START Task input
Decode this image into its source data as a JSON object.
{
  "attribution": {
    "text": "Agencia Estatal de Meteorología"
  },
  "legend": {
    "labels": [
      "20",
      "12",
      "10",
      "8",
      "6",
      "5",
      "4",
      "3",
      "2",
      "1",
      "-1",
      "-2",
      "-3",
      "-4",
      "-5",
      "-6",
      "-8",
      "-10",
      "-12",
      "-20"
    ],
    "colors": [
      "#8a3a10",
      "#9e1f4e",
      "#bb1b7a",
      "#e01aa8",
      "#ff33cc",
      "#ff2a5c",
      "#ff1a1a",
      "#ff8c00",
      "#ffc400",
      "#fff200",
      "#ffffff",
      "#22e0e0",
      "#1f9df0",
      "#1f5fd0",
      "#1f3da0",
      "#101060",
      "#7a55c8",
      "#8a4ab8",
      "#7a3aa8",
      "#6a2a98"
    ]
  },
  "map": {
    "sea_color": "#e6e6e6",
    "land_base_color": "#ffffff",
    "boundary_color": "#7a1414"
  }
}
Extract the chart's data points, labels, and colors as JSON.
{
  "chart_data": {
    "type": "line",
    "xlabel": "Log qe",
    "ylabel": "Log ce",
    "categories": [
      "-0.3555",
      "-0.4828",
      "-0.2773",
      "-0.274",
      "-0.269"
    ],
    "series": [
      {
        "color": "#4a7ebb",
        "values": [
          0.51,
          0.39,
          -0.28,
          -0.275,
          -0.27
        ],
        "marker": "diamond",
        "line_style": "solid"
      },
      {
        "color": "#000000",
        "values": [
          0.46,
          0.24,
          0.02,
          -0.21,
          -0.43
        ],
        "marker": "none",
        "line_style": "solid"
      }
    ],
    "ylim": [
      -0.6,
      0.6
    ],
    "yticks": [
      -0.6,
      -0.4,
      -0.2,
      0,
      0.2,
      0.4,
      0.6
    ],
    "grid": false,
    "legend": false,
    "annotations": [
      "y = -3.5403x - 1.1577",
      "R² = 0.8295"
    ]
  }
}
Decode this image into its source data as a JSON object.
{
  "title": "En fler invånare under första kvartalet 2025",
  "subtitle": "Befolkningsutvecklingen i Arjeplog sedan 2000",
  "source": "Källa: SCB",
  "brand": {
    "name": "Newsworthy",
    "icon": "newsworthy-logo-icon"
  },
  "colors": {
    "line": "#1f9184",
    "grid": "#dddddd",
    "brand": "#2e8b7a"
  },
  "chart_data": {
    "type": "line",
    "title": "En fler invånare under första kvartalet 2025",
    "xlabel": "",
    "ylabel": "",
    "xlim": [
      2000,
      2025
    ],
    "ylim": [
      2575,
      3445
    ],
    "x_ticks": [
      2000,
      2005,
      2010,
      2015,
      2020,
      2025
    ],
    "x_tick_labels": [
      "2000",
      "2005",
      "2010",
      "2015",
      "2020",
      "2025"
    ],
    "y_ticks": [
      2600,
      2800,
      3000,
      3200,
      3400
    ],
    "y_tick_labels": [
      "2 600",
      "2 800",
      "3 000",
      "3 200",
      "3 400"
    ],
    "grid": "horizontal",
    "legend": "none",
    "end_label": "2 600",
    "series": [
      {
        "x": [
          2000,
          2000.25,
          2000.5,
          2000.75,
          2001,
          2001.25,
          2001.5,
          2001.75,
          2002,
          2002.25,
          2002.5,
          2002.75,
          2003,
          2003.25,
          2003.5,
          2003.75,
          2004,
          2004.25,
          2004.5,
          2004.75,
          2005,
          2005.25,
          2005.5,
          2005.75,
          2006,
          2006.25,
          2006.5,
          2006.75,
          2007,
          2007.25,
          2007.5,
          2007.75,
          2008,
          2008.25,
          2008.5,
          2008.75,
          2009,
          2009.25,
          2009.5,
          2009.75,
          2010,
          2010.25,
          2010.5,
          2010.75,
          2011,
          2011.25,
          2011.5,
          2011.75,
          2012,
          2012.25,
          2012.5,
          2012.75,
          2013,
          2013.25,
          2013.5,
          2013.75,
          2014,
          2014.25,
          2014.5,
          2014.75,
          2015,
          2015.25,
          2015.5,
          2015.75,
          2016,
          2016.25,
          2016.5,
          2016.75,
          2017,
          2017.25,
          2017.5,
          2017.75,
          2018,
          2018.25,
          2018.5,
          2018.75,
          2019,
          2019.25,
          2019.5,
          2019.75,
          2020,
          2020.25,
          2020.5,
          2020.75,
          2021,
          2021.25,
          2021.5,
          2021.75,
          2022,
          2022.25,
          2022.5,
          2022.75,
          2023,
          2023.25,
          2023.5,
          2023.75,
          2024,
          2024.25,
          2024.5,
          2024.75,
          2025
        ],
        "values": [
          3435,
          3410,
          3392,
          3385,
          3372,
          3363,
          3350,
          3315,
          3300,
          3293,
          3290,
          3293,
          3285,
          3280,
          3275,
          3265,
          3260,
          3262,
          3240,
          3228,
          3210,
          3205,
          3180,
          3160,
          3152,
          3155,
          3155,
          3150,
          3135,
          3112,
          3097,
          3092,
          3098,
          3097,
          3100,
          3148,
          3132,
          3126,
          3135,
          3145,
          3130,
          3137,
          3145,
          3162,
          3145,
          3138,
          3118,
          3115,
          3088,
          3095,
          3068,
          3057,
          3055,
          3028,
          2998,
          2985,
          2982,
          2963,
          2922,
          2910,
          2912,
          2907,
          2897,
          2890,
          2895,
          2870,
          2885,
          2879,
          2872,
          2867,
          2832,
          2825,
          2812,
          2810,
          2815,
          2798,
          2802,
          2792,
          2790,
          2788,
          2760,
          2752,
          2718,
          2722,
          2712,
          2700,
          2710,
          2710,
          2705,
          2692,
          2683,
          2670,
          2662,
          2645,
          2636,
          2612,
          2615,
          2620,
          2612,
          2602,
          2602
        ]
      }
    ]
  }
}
END Task input
**Aim**
Output the listing above without altering a single character.

**The response**
Decode this image into its source data as a JSON object.
{
  "attribution": {
    "text": "Agencia Estatal de Meteorología"
  },
  "legend": {
    "labels": [
      "20",
      "12",
      "10",
      "8",
      "6",
      "5",
      "4",
      "3",
      "2",
      "1",
      "-1",
      "-2",
      "-3",
      "-4",
      "-5",
      "-6",
      "-8",
      "-10",
      "-12",
      "-20"
    ],
    "colors": [
      "#8a3a10",
      "#9e1f4e",
      "#bb1b7a",
      "#e01aa8",
      "#ff33cc",
      "#ff2a5c",
      "#ff1a1a",
      "#ff8c00",
      "#ffc400",
      "#fff200",
      "#ffffff",
      "#22e0e0",
      "#1f9df0",
      "#1f5fd0",
      "#1f3da0",
      "#101060",
      "#7a55c8",
      "#8a4ab8",
      "#7a3aa8",
      "#6a2a98"
    ]
  },
  "map": {
    "sea_color": "#e6e6e6",
    "land_base_color": "#ffffff",
    "boundary_color": "#7a1414"
  }
}
Extract the chart's data points, labels, and colors as JSON.
{
  "chart_data": {
    "type": "line",
    "xlabel": "Log qe",
    "ylabel": "Log ce",
    "categories": [
      "-0.3555",
      "-0.4828",
      "-0.2773",
      "-0.274",
      "-0.269"
    ],
    "series": [
      {
        "color": "#4a7ebb",
        "values": [
          0.51,
          0.39,
          -0.28,
          -0.275,
          -0.27
        ],
        "marker": "diamond",
        "line_style": "solid"
      },
      {
        "color": "#000000",
        "values": [
          0.46,
          0.24,
          0.02,
          -0.21,
          -0.43
        ],
        "marker": "none",
        "line_style": "solid"
      }
    ],
    "ylim": [
      -0.6,
      0.6
    ],
    "yticks": [
      -0.6,
      -0.4,
      -0.2,
      0,
      0.2,
      0.4,
      0.6
    ],
    "grid": false,
    "legend": false,
    "annotations": [
      "y = -3.5403x - 1.1577",
      "R² = 0.8295"
    ]
  }
}
Decode this image into its source data as a JSON object.
{
  "title": "En fler invånare under första kvartalet 2025",
  "subtitle": "Befolkningsutvecklingen i Arjeplog sedan 2000",
  "source": "Källa: SCB",
  "brand": {
    "name": "Newsworthy",
    "icon": "newsworthy-logo-icon"
  },
  "colors": {
    "line": "#1f9184",
    "grid": "#dddddd",
    "brand": "#2e8b7a"
  },
  "chart_data": {
    "type": "line",
    "title": "En fler invånare under första kvartalet 2025",
    "xlabel": "",
    "ylabel": "",
    "xlim": [
      2000,
      2025
    ],
    "ylim": [
      2575,
      3445
    ],
    "x_ticks": [
      2000,
      2005,
      2010,
      2015,
      2020,
      2025
    ],
    "x_tick_labels": [
      "2000",
      "2005",
      "2010",
      "2015",
      "2020",
      "2025"
    ],
    "y_ticks": [
      2600,
      2800,
      3000,
      3200,
      3400
    ],
    "y_tick_labels": [
      "2 600",
      "2 800",
      "3 000",
      "3 200",
      "3 400"
    ],
    "grid": "horizontal",
    "legend": "none",
    "end_label": "2 600",
    "series": [
      {
        "x": [
          2000,
          2000.25,
          2000.5,
          2000.75,
          2001,
          2001.25,
          2001.5,
          2001.75,
          2002,
          2002.25,
          2002.5,
          2002.75,
          2003,
          2003.25,
          2003.5,
          2003.75,
          2004,
          2004.25,
          2004.5,
          2004.75,
          2005,
          2005.25,
          2005.5,
          2005.75,
          2006,
          2006.25,
          2006.5,
          2006.75,
          2007,
          2007.25,
          2007.5,
          2007.75,
          2008,
          2008.25,
          2008.5,
          2008.75,
          2009,
          2009.25,
          2009.5,
          2009.75,
          2010,
          2010.25,
          2010.5,
          2010.75,
          2011,
          2011.25,
          2011.5,
          2011.75,
          2012,
          2012.25,
          2012.5,
          2012.75,
          2013,
          2013.25,
          2013.5,
          2013.75,
          2014,
          2014.25,
          2014.5,
          2014.75,
          2015,
          2015.25,
          2015.5,
          2015.75,
          2016,
          2016.25,
          2016.5,
          2016.75,
          2017,
          2017.25,
          2017.5,
          2017.75,
          2018,
          2018.25,
          2018.5,
          2018.75,
          2019,
          2019.25,
          2019.5,
          2019.75,
          2020,
          2020.25,
          2020.5,
          2020.75,
          2021,
          2021.25,
          2021.5,
          2021.75,
          2022,
          2022.25,
          2022.5,
          2022.75,
          2023,
          2023.25,
          2023.5,
          2023.75,
          2024,
          2024.25,
          2024.5,
          2024.75,
          2025
        ],
        "values": [
          3435,
          3410,
          3392,
          3385,
          3372,
          3363,
          3350,
          3315,
          3300,
          3293,
          3290,
          3293,
          3285,
          3280,
          3275,
          3265,
          3260,
          3262,
          3240,
          3228,
          3210,
          3205,
          3180,
          3160,
          3152,
          3155,
          3155,
          3150,
          3135,
          3112,
          3097,
          3092,
          3098,
          3097,
          3100,
          3148,
          3132,
          3126,
          3135,
          3145,
          3130,
          3137,
          3145,
          3162,
          3145,
          3138,
          3118,
          3115,
          3088,
          3095,
          3068,
          3057,
          3055,
          3028,
          2998,
          2985,
          2982,
          2963,
          2922,
          2910,
          2912,
          2907,
          2897,
          2890,
          2895,
          2870,
          2885,
          2879,
          2872,
          2867,
          2832,
          2825,
          2812,
          2810,
          2815,
          2798,
          2802,
          2792,
          2790,
          2788,
          2760,
          2752,
          2718,
          2722,
          2712,
          2700,
          2710,
          2710,
          2705,
          2692,
          2683,
          2670,
          2662,
          2645,
          2636,
          2612,
          2615,
          2620,
          2612,
          2602,
          2602
        ]
      }
    ]
  }
}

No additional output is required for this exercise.